Written task: Copy every line of the records below that holds the word "JSON".

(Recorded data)
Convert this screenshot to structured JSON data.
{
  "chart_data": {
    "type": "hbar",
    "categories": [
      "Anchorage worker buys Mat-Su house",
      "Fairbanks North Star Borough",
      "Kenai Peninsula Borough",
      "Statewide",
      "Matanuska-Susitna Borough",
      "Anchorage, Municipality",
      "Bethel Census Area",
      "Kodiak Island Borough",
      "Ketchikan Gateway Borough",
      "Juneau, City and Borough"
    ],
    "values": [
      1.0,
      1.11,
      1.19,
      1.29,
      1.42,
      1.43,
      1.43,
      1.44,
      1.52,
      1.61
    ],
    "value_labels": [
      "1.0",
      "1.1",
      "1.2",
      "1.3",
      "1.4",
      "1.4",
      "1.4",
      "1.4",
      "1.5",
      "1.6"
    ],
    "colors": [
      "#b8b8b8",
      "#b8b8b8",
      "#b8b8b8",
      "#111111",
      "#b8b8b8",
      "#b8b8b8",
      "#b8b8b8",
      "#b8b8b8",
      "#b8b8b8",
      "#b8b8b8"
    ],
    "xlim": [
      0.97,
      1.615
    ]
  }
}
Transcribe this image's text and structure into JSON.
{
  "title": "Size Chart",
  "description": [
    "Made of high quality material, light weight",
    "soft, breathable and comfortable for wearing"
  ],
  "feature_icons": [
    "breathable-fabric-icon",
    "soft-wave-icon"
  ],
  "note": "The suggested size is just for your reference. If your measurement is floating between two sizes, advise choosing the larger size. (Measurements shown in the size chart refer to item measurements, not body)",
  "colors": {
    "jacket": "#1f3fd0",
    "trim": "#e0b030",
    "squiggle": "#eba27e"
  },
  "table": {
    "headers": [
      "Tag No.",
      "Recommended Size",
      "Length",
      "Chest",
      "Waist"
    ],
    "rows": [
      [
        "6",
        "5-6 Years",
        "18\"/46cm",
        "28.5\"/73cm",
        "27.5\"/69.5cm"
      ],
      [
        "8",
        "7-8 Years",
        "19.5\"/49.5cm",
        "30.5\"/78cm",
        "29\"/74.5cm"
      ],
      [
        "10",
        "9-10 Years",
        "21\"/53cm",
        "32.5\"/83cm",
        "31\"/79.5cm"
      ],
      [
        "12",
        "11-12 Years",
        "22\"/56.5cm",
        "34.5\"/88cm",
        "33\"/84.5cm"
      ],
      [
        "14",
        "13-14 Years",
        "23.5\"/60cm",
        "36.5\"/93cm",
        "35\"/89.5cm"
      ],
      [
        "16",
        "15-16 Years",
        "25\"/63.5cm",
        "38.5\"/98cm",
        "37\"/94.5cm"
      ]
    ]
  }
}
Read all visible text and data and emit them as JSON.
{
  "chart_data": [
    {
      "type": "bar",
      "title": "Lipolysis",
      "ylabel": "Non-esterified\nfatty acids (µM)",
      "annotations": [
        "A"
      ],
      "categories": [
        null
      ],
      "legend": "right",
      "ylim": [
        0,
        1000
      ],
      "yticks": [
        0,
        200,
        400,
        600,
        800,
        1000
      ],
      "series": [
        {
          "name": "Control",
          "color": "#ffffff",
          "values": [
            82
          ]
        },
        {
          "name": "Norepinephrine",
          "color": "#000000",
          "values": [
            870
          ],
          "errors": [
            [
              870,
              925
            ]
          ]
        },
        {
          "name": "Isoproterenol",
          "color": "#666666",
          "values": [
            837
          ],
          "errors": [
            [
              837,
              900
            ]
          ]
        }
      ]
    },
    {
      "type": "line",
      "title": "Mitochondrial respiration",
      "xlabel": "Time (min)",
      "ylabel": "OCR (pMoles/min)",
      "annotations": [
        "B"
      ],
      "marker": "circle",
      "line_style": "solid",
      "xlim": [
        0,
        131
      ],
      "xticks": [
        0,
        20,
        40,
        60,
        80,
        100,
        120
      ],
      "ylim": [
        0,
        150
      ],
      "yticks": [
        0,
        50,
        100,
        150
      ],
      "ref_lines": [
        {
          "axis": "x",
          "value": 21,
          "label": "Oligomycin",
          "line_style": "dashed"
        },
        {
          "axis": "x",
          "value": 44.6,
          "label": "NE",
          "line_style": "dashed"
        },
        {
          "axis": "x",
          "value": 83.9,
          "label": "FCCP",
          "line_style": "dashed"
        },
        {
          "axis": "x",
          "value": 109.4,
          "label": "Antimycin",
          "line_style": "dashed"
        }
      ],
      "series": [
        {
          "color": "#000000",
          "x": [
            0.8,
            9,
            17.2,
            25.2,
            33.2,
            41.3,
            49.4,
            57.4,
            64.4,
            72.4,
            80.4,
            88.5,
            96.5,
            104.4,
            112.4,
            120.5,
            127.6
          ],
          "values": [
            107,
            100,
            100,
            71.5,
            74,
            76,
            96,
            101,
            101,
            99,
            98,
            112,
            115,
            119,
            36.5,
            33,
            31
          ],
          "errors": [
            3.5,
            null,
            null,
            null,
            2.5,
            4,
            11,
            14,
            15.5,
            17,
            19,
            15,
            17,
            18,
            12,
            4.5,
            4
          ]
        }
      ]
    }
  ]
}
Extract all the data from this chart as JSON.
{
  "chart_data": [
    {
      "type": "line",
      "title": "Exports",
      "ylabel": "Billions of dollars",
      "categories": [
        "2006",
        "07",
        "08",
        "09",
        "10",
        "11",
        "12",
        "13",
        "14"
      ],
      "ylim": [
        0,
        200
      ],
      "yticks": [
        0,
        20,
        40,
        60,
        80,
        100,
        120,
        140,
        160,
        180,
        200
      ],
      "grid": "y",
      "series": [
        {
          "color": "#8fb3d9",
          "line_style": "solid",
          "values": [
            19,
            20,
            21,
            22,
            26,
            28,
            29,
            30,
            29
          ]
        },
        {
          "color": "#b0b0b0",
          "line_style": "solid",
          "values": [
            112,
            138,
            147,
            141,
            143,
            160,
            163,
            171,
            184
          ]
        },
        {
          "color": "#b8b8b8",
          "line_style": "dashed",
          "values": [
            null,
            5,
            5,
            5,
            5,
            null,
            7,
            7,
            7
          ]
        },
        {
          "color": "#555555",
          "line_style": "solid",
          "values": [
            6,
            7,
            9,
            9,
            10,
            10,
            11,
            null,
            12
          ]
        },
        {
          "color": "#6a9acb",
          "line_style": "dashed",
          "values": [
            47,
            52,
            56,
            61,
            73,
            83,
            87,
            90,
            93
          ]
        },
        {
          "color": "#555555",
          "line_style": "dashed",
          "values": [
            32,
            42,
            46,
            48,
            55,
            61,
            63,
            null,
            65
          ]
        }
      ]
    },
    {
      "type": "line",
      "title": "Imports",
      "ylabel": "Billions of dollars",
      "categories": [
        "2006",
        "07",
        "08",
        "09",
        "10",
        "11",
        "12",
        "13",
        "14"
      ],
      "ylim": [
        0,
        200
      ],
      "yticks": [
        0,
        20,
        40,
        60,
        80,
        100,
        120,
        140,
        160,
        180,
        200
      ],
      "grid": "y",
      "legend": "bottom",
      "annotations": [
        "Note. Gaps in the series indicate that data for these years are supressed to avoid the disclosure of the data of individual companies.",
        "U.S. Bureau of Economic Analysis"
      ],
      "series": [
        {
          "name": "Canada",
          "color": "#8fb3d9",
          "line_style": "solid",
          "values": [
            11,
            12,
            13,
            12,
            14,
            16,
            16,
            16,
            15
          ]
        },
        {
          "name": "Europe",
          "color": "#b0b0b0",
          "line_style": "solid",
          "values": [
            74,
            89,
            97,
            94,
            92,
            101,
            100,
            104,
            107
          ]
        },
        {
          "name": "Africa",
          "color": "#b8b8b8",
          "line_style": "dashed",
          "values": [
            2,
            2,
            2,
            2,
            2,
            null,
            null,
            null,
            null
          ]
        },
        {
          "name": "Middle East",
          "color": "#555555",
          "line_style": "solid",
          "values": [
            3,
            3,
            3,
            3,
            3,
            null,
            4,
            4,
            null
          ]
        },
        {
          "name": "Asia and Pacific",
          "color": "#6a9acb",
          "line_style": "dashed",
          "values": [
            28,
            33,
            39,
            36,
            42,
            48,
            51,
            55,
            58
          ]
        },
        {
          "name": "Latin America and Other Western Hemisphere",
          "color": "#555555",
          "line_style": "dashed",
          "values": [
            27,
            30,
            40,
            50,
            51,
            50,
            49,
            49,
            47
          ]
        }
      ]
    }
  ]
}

Expected output:
Convert this screenshot to structured JSON data.
Transcribe this image's text and structure into JSON.
Read all visible text and data and emit them as JSON.
Extract all the data from this chart as JSON.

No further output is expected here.